• Data for this exercise
-----
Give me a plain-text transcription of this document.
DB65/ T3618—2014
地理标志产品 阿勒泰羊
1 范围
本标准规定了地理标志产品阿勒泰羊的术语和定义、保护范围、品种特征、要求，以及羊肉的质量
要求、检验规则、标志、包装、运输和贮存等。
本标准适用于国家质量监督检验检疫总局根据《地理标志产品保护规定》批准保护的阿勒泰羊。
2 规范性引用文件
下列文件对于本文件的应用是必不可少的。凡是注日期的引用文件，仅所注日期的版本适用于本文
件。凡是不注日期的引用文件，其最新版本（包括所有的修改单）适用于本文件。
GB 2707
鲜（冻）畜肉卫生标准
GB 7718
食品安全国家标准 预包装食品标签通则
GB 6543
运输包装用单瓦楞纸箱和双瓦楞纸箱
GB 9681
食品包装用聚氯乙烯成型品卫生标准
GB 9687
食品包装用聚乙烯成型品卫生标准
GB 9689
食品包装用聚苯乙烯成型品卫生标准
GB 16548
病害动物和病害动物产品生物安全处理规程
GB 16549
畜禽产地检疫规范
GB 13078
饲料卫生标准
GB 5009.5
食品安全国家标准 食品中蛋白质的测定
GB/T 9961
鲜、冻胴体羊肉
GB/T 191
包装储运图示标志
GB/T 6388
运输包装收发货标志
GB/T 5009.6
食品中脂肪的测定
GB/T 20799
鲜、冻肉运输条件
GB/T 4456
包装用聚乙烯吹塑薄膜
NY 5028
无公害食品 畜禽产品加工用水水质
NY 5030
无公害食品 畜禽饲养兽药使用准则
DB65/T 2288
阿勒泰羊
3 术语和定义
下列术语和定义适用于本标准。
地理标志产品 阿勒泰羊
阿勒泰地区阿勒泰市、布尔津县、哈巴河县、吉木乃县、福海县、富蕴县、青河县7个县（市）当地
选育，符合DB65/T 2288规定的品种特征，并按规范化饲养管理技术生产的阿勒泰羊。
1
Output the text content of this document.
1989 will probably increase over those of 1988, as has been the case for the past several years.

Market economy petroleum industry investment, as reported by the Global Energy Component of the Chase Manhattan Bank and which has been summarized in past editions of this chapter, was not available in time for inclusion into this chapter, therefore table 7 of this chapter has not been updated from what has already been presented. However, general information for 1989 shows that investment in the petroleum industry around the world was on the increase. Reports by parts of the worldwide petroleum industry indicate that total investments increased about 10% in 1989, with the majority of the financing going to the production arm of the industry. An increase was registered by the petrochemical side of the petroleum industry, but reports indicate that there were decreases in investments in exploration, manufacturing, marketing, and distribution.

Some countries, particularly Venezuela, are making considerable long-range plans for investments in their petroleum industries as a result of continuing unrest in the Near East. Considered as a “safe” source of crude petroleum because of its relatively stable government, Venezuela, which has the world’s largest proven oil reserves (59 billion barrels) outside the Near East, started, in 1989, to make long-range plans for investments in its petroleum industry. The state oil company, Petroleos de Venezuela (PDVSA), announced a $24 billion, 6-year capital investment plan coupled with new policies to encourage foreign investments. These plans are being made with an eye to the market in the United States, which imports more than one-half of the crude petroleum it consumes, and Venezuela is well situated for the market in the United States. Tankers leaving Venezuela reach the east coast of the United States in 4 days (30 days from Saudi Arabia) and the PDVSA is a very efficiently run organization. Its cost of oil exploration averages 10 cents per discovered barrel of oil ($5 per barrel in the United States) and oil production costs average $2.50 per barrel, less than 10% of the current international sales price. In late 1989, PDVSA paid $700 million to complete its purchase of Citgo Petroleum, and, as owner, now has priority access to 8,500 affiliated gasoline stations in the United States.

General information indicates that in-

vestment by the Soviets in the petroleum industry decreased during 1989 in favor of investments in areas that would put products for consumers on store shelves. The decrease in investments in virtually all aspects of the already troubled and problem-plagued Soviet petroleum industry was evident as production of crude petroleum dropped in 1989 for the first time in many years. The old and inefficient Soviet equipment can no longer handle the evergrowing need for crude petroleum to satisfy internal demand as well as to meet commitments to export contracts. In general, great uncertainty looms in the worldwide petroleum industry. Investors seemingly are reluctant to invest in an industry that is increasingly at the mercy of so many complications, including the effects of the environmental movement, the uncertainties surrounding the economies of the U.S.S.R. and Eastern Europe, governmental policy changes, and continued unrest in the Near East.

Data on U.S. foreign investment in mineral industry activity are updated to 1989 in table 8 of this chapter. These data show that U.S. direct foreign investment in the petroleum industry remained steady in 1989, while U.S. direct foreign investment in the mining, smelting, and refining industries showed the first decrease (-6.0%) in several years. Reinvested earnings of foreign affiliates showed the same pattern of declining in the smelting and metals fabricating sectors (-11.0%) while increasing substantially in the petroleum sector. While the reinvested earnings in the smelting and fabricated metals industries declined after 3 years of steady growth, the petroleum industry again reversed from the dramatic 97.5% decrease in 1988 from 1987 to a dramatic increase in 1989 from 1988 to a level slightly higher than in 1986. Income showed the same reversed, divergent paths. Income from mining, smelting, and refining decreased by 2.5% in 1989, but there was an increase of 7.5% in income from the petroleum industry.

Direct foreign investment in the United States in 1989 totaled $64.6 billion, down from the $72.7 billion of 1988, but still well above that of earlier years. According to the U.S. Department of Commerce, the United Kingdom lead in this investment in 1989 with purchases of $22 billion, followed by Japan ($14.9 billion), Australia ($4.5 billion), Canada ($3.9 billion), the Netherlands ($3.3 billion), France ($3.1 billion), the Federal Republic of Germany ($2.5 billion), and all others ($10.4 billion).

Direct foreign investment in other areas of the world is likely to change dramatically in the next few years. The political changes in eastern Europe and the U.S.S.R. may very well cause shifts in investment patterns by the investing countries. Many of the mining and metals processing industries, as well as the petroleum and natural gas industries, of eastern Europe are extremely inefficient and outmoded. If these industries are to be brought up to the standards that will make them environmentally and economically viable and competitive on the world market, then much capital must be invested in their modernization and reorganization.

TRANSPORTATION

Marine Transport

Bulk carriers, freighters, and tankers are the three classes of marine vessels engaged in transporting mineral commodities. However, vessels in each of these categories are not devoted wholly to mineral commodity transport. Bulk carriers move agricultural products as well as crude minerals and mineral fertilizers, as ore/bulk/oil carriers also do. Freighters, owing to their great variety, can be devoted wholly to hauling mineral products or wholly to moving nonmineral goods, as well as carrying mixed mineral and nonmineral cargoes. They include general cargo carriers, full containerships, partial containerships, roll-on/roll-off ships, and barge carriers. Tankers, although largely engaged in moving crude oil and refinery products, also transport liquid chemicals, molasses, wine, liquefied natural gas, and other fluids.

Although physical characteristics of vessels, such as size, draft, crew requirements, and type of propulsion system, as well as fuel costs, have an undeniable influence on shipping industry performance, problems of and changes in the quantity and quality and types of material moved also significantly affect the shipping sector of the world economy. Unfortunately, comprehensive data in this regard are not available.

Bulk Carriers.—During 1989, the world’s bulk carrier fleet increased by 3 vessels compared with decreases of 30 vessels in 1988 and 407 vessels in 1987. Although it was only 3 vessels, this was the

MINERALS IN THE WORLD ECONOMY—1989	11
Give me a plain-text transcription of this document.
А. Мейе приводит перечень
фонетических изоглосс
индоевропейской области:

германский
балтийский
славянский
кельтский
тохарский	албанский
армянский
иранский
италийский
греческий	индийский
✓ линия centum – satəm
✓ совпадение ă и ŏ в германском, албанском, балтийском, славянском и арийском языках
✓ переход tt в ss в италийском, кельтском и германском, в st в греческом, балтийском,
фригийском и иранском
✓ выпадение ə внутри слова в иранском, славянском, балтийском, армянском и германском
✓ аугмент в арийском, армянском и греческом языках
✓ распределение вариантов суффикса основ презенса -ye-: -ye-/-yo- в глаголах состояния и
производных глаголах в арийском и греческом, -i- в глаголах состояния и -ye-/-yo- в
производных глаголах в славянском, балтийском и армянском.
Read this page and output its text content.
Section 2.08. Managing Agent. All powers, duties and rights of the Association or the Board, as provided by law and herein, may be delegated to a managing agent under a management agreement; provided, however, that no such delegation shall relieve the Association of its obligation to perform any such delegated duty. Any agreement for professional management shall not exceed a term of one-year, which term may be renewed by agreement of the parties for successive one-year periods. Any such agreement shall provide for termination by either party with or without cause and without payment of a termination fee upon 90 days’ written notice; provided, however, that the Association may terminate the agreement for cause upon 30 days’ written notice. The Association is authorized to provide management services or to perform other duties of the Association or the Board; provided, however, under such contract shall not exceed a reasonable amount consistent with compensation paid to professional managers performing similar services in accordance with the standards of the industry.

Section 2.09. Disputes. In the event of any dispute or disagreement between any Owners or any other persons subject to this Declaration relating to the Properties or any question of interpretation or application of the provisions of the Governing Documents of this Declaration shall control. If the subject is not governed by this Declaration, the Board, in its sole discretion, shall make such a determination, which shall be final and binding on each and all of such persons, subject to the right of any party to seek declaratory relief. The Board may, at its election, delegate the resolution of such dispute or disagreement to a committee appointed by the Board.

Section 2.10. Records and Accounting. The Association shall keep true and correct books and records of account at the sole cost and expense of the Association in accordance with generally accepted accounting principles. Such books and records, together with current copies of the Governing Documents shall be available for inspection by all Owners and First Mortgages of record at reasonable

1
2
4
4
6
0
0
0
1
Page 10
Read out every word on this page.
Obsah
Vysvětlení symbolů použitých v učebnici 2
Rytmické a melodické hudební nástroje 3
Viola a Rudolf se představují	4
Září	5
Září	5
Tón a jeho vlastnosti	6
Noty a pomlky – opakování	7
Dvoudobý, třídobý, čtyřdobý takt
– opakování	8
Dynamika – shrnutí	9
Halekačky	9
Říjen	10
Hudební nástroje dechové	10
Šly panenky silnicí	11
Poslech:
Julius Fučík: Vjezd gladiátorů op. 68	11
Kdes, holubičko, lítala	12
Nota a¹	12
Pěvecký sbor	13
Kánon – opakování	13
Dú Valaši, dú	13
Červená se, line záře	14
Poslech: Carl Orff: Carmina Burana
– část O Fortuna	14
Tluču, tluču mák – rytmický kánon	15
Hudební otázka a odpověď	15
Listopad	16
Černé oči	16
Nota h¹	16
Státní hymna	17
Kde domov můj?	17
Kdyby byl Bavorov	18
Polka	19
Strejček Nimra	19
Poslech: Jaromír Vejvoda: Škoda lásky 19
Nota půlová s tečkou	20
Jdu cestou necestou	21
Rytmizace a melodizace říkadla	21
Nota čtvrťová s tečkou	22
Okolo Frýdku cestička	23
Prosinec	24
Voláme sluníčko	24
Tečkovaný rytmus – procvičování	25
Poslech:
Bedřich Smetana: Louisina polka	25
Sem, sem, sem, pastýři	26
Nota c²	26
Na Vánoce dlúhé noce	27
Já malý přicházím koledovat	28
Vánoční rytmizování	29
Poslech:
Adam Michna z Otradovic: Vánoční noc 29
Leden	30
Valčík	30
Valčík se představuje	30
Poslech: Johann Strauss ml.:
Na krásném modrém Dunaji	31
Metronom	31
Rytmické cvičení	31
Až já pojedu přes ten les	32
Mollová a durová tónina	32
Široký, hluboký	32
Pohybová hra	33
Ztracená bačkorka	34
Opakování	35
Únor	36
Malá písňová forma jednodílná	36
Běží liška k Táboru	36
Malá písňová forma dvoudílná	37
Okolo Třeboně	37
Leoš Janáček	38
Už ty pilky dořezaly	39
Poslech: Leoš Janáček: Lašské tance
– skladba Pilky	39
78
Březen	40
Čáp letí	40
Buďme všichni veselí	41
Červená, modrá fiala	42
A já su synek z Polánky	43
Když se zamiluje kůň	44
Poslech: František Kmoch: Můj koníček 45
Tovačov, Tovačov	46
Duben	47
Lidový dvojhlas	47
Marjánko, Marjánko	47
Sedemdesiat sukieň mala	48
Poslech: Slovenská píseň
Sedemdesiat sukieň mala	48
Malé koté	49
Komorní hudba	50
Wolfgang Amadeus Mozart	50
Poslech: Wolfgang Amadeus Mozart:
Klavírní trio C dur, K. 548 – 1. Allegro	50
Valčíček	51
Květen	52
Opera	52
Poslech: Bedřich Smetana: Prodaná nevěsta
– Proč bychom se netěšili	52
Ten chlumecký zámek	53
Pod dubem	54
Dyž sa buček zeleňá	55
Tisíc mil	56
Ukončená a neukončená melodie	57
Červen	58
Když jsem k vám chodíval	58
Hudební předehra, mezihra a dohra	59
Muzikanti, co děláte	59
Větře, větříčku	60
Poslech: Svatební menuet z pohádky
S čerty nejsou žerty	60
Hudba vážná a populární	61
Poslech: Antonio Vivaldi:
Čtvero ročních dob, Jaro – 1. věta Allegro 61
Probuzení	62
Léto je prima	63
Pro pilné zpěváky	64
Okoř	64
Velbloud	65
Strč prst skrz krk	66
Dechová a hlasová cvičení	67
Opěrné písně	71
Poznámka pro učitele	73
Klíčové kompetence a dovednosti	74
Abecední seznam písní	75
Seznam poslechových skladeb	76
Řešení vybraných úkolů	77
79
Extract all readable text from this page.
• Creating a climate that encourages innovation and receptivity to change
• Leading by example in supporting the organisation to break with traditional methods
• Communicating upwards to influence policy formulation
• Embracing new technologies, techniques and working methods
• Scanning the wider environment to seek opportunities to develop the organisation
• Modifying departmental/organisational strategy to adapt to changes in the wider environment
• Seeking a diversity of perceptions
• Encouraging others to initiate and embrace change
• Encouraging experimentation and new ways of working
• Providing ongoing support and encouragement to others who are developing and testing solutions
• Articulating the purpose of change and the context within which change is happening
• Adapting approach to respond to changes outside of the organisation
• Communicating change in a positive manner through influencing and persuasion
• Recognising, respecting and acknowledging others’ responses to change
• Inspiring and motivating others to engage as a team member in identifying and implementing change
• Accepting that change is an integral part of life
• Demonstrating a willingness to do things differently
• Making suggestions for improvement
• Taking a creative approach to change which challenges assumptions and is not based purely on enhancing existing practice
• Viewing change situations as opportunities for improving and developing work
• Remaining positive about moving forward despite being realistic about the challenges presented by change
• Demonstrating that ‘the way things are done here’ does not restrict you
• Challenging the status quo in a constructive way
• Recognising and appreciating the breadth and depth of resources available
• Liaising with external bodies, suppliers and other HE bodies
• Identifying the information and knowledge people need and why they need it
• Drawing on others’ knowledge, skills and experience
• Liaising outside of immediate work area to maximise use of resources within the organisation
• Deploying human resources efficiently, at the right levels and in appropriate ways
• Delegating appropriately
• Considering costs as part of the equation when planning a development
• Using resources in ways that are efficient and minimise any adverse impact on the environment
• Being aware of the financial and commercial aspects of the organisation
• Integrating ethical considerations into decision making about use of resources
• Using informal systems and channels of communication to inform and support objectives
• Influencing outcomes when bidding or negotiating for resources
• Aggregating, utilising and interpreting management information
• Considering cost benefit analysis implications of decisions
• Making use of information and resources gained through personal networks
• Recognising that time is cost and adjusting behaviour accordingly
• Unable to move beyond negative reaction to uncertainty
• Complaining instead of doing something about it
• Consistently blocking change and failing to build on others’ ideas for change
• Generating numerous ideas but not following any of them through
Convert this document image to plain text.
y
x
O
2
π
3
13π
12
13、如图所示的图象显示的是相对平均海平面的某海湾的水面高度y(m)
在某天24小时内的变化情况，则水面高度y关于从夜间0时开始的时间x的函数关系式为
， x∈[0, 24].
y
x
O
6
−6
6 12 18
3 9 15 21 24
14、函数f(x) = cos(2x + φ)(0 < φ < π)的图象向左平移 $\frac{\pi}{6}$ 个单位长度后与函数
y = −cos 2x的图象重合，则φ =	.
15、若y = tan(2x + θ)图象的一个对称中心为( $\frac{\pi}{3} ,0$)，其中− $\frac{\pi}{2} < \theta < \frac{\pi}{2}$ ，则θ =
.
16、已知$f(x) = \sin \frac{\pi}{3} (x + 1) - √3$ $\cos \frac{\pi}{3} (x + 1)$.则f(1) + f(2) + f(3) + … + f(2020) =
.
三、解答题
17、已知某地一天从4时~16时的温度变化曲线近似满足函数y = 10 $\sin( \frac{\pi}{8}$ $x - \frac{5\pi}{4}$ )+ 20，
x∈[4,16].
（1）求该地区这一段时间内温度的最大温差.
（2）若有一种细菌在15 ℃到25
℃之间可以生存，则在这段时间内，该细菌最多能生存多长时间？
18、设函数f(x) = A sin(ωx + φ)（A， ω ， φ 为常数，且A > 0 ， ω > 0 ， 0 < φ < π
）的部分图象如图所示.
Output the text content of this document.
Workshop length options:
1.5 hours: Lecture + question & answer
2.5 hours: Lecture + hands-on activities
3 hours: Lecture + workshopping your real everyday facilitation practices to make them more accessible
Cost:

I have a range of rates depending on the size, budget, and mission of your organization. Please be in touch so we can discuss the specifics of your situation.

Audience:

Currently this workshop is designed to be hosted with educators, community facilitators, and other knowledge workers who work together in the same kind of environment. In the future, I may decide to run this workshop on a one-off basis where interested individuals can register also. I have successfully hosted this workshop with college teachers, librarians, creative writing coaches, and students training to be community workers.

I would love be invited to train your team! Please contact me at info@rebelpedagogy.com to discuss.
-----
Identify every line where the string "developing" appears.

• Providing ongoing support and encouragement to others who are developing and testing solutions
• Viewing change situations as opportunities for improving and developing work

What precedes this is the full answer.